**Challenge**
Collect each line of the records containing the string "title".

========================================================================

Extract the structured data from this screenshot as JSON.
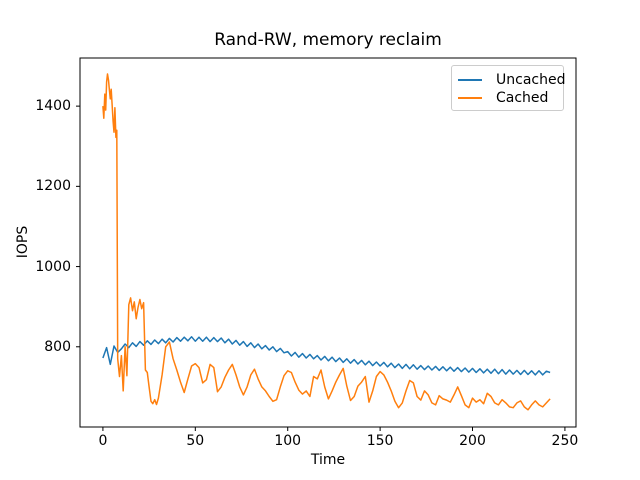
{
  "title": "Rand-RW, memory reclaim",
  "chart_data": {
    "type": "line",
    "title": "Rand-RW, memory reclaim",
    "xlabel": "Time",
    "ylabel": "IOPS",
    "xlim": [
      -12.4,
      256
    ],
    "ylim": [
      600,
      1520
    ],
    "xticks": [
      0,
      50,
      100,
      150,
      200,
      250
    ],
    "yticks": [
      800,
      1000,
      1200,
      1400
    ],
    "grid": false,
    "legend": {
      "position": "upper right",
      "entries": [
        "Uncached",
        "Cached"
      ],
      "border_color": "#cccccc"
    },
    "colors": {
      "axis": "#000000",
      "background": "#ffffff"
    },
    "series": [
      {
        "name": "Uncached",
        "color": "#1f77b4",
        "x": [
          0,
          2,
          4,
          6,
          8,
          10,
          12,
          14,
          16,
          18,
          20,
          22,
          24,
          26,
          28,
          30,
          32,
          34,
          36,
          38,
          40,
          42,
          44,
          46,
          48,
          50,
          52,
          54,
          56,
          58,
          60,
          62,
          64,
          66,
          68,
          70,
          72,
          74,
          76,
          78,
          80,
          82,
          84,
          86,
          88,
          90,
          92,
          94,
          96,
          98,
          100,
          102,
          104,
          106,
          108,
          110,
          112,
          114,
          116,
          118,
          120,
          122,
          124,
          126,
          128,
          130,
          132,
          134,
          136,
          138,
          140,
          142,
          144,
          146,
          148,
          150,
          152,
          154,
          156,
          158,
          160,
          162,
          164,
          166,
          168,
          170,
          172,
          174,
          176,
          178,
          180,
          182,
          184,
          186,
          188,
          190,
          192,
          194,
          196,
          198,
          200,
          202,
          204,
          206,
          208,
          210,
          212,
          214,
          216,
          218,
          220,
          222,
          224,
          226,
          228,
          230,
          232,
          234,
          236,
          238,
          240,
          242
        ],
        "y": [
          772,
          798,
          756,
          802,
          786,
          795,
          807,
          798,
          810,
          801,
          813,
          804,
          815,
          806,
          817,
          808,
          819,
          810,
          821,
          812,
          823,
          814,
          824,
          815,
          825,
          814,
          824,
          814,
          824,
          813,
          823,
          813,
          822,
          810,
          819,
          807,
          816,
          804,
          813,
          801,
          810,
          798,
          807,
          795,
          803,
          792,
          800,
          788,
          796,
          785,
          788,
          777,
          786,
          774,
          783,
          772,
          781,
          770,
          778,
          767,
          776,
          765,
          774,
          763,
          772,
          761,
          770,
          759,
          768,
          757,
          766,
          755,
          764,
          753,
          762,
          752,
          761,
          750,
          759,
          748,
          757,
          746,
          756,
          745,
          755,
          744,
          753,
          743,
          752,
          742,
          751,
          741,
          750,
          740,
          749,
          739,
          748,
          738,
          747,
          737,
          746,
          736,
          745,
          735,
          744,
          734,
          744,
          733,
          743,
          732,
          742,
          732,
          741,
          731,
          741,
          731,
          740,
          730,
          740,
          730,
          739,
          736
        ]
      },
      {
        "name": "Cached",
        "color": "#ff7f0e",
        "x": [
          0,
          0.5,
          1,
          1.5,
          2,
          2.5,
          3,
          3.5,
          4,
          4.5,
          5,
          5.5,
          6,
          6.5,
          7,
          7.5,
          8,
          9,
          10,
          11,
          12,
          13,
          14,
          15,
          16,
          17,
          18,
          19,
          20,
          21,
          22,
          23,
          24,
          25,
          26,
          27,
          28,
          29,
          30,
          32,
          34,
          36,
          38,
          40,
          42,
          44,
          46,
          48,
          50,
          52,
          54,
          56,
          58,
          60,
          62,
          64,
          66,
          68,
          70,
          72,
          74,
          76,
          78,
          80,
          82,
          84,
          86,
          88,
          90,
          92,
          94,
          96,
          98,
          100,
          102,
          104,
          106,
          108,
          110,
          112,
          114,
          116,
          118,
          120,
          122,
          124,
          126,
          128,
          130,
          132,
          134,
          136,
          138,
          140,
          142,
          144,
          146,
          148,
          150,
          152,
          154,
          156,
          158,
          160,
          162,
          164,
          166,
          168,
          170,
          172,
          174,
          176,
          178,
          180,
          182,
          184,
          186,
          188,
          190,
          192,
          194,
          196,
          198,
          200,
          202,
          204,
          206,
          208,
          210,
          212,
          214,
          216,
          218,
          220,
          222,
          224,
          226,
          228,
          230,
          232,
          234,
          236,
          238,
          240,
          242
        ],
        "y": [
          1400,
          1370,
          1430,
          1390,
          1460,
          1480,
          1465,
          1440,
          1418,
          1442,
          1400,
          1362,
          1335,
          1396,
          1322,
          1340,
          770,
          726,
          778,
          690,
          800,
          728,
          905,
          922,
          890,
          912,
          870,
          898,
          918,
          895,
          910,
          742,
          736,
          700,
          664,
          658,
          668,
          656,
          672,
          730,
          800,
          812,
          770,
          742,
          712,
          686,
          720,
          752,
          758,
          748,
          710,
          718,
          756,
          748,
          688,
          700,
          724,
          742,
          756,
          730,
          700,
          680,
          700,
          730,
          744,
          720,
          700,
          690,
          676,
          664,
          668,
          700,
          728,
          740,
          736,
          712,
          692,
          682,
          690,
          676,
          726,
          720,
          742,
          700,
          670,
          690,
          712,
          730,
          746,
          702,
          666,
          676,
          702,
          712,
          726,
          662,
          690,
          726,
          738,
          730,
          712,
          690,
          664,
          648,
          660,
          690,
          716,
          710,
          676,
          667,
          690,
          680,
          660,
          655,
          678,
          670,
          667,
          662,
          680,
          700,
          678,
          655,
          648,
          672,
          662,
          668,
          658,
          684,
          676,
          660,
          655,
          668,
          660,
          650,
          648,
          660,
          665,
          650,
          643,
          655,
          665,
          655,
          650,
          660,
          670
        ]
      }
    ],
    "layout": {
      "axes_rect": [
        80,
        58,
        496,
        369
      ],
      "tick_length": 4,
      "line_width": 1.5
    }
  }
}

========================================================================

**Finished task**
  "title": "Rand-RW, memory reclaim",
    "title": "Rand-RW, memory reclaim",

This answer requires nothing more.